───── Items

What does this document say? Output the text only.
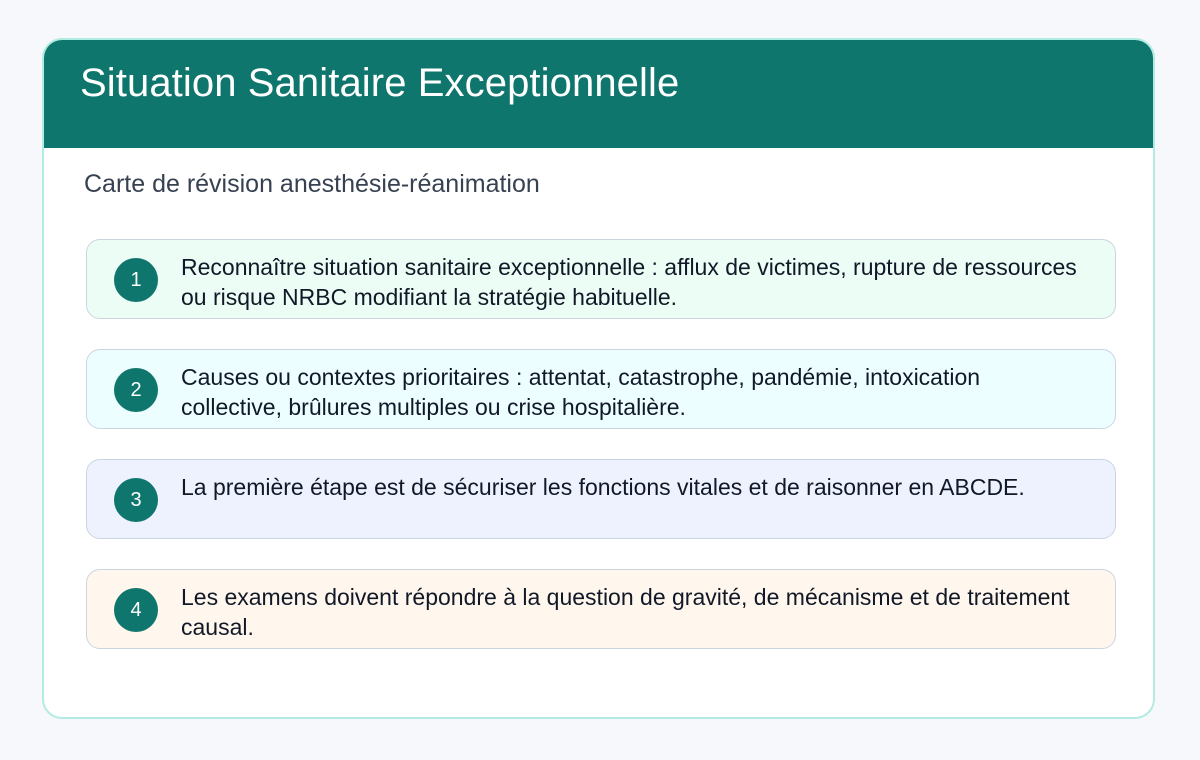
Situation Sanitaire Exceptionnelle
Carte de révision anesthésie-réanimation
1	Reconnaître situation sanitaire exceptionnelle : afflux de victimes, rupture de ressources ou risque NRBC modifiant la stratégie habituelle.
2	Causes ou contextes prioritaires : attentat, catastrophe, pandémie, intoxication collective, brûlures multiples ou crise hospitalière.
3	La première étape est de sécuriser les fonctions vitales et de raisonner en ABCDE.
4	Les examens doivent répondre à la question de gravité, de mécanisme et de traitement causal.
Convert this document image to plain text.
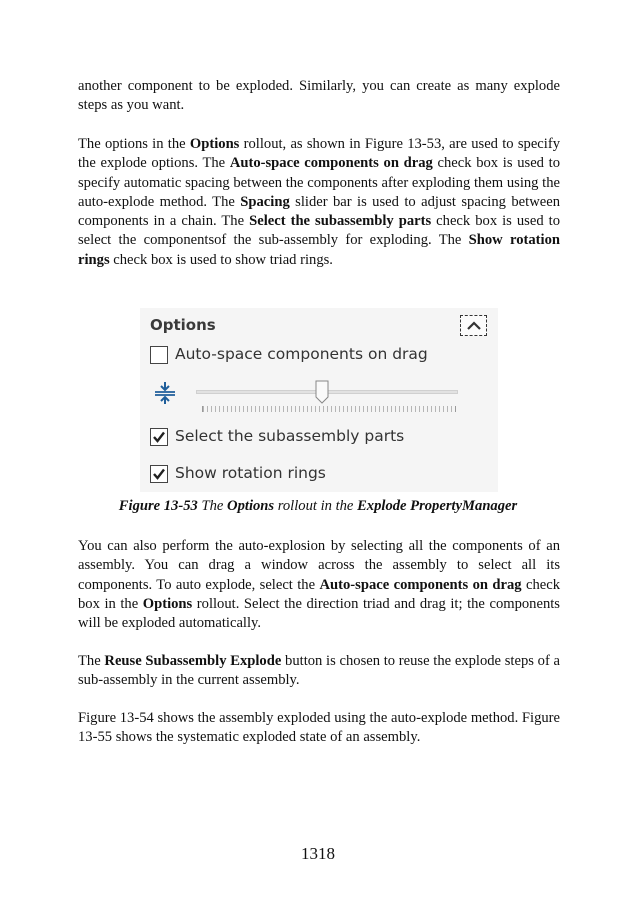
another component to be exploded. Similarly, you can create as many explode steps as you want.

The options in the Options rollout, as shown in Figure 13-53, are used to specify the explode options. The Auto-space components on drag check box is used to specify automatic spacing between the components after exploding them using the auto-explode method. The Spacing slider bar is used to adjust spacing between components in a chain. The Select the subassembly parts check box is used to select the componentsof the sub-assembly for exploding. The Show rotation rings check box is used to show triad rings.

Options
Auto-space components on drag
Select the subassembly parts
Show rotation rings
Figure 13-53 The Options rollout in the Explode PropertyManager

You can also perform the auto-explosion by selecting all the components of an assembly. You can drag a window across the assembly to select all its components. To auto explode, select the Auto-space components on drag check box in the Options rollout. Select the direction triad and drag it; the components will be exploded automatically.

The Reuse Subassembly Explode button is chosen to reuse the explode steps of a sub-assembly in the current assembly.

Figure 13-54 shows the assembly exploded using the auto-explode method. Figure 13-55 shows the systematic exploded state of an assembly.

1318
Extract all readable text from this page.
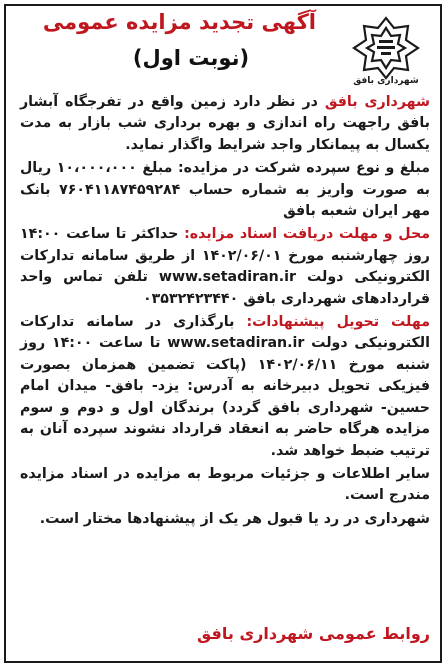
شهرداری بافق
آگهی تجدید مزایده عمومی
(نوبت اول)

شهرداری بافق در نظر دارد زمین واقع در تفرجگاه آبشار بافق راجهت راه اندازی و بهره برداری شب بازار به مدت یکسال به پیمانکار واجد شرایط واگذار نماید.

مبلغ و نوع سپرده شرکت در مزایده: مبلغ ۱۰،۰۰۰،۰۰۰ ریال به صورت واریز به شماره حساب ۷۶۰۴۱۱۸۷۴۵۹۲۸۴ بانک مهر ایران شعبه بافق

محل و مهلت دریافت اسناد مزایده: حداکثر تا ساعت ۱۴:۰۰ روز چهارشنبه مورخ ۱۴۰۲/۰۶/۰۱ از طریق سامانه تدارکات الکترونیکی دولت www.setadiran.ir تلفن تماس واحد قراردادهای شهرداری بافق ۰۳۵۳۲۴۲۳۴۴۰

مهلت تحویل پیشنهادات: بارگذاری در سامانه تدارکات الکترونیکی دولت www.setadiran.ir تا ساعت ۱۴:۰۰ روز شنبه مورخ ۱۴۰۲/۰۶/۱۱ (پاکت تضمین همزمان بصورت فیزیکی تحویل دبیرخانه به آدرس: یزد- بافق- میدان امام حسین- شهرداری بافق گردد) برندگان اول و دوم و سوم مزایده هرگاه حاضر به انعقاد قرارداد نشوند سپرده آنان به ترتیب ضبط خواهد شد.

سایر اطلاعات و جزئیات مربوط به مزایده در اسناد مزایده مندرج است.

شهرداری در رد یا قبول هر یک از پیشنهادها مختار است.

روابط عمومی شهرداری بافق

──────────

Short problem — Your copy should match the records word for word, with the pictures removed.

Solved exercise —
What does this document say? Output the text only.
Situation Sanitaire Exceptionnelle
Carte de révision anesthésie-réanimation
1	Reconnaître situation sanitaire exceptionnelle : afflux de victimes, rupture de ressources ou risque NRBC modifiant la stratégie habituelle.
2	Causes ou contextes prioritaires : attentat, catastrophe, pandémie, intoxication collective, brûlures multiples ou crise hospitalière.
3	La première étape est de sécuriser les fonctions vitales et de raisonner en ABCDE.
4	Les examens doivent répondre à la question de gravité, de mécanisme et de traitement causal.
Convert this document image to plain text.
another component to be exploded. Similarly, you can create as many explode steps as you want.

The options in the Options rollout, as shown in Figure 13-53, are used to specify the explode options. The Auto-space components on drag check box is used to specify automatic spacing between the components after exploding them using the auto-explode method. The Spacing slider bar is used to adjust spacing between components in a chain. The Select the subassembly parts check box is used to select the componentsof the sub-assembly for exploding. The Show rotation rings check box is used to show triad rings.

Options
Auto-space components on drag
Select the subassembly parts
Show rotation rings
Figure 13-53 The Options rollout in the Explode PropertyManager

You can also perform the auto-explosion by selecting all the components of an assembly. You can drag a window across the assembly to select all its components. To auto explode, select the Auto-space components on drag check box in the Options rollout. Select the direction triad and drag it; the components will be exploded automatically.

The Reuse Subassembly Explode button is chosen to reuse the explode steps of a sub-assembly in the current assembly.

Figure 13-54 shows the assembly exploded using the auto-explode method. Figure 13-55 shows the systematic exploded state of an assembly.

1318
Extract all readable text from this page.
شهرداری بافق
آگهی تجدید مزایده عمومی
(نوبت اول)

شهرداری بافق در نظر دارد زمین واقع در تفرجگاه آبشار بافق راجهت راه اندازی و بهره برداری شب بازار به مدت یکسال به پیمانکار واجد شرایط واگذار نماید.

مبلغ و نوع سپرده شرکت در مزایده: مبلغ ۱۰،۰۰۰،۰۰۰ ریال به صورت واریز به شماره حساب ۷۶۰۴۱۱۸۷۴۵۹۲۸۴ بانک مهر ایران شعبه بافق

محل و مهلت دریافت اسناد مزایده: حداکثر تا ساعت ۱۴:۰۰ روز چهارشنبه مورخ ۱۴۰۲/۰۶/۰۱ از طریق سامانه تدارکات الکترونیکی دولت www.setadiran.ir تلفن تماس واحد قراردادهای شهرداری بافق ۰۳۵۳۲۴۲۳۴۴۰

مهلت تحویل پیشنهادات: بارگذاری در سامانه تدارکات الکترونیکی دولت www.setadiran.ir تا ساعت ۱۴:۰۰ روز شنبه مورخ ۱۴۰۲/۰۶/۱۱ (پاکت تضمین همزمان بصورت فیزیکی تحویل دبیرخانه به آدرس: یزد- بافق- میدان امام حسین- شهرداری بافق گردد) برندگان اول و دوم و سوم مزایده هرگاه حاضر به انعقاد قرارداد نشوند سپرده آنان به ترتیب ضبط خواهد شد.

سایر اطلاعات و جزئیات مربوط به مزایده در اسناد مزایده مندرج است.

شهرداری در رد یا قبول هر یک از پیشنهادها مختار است.

روابط عمومی شهرداری بافق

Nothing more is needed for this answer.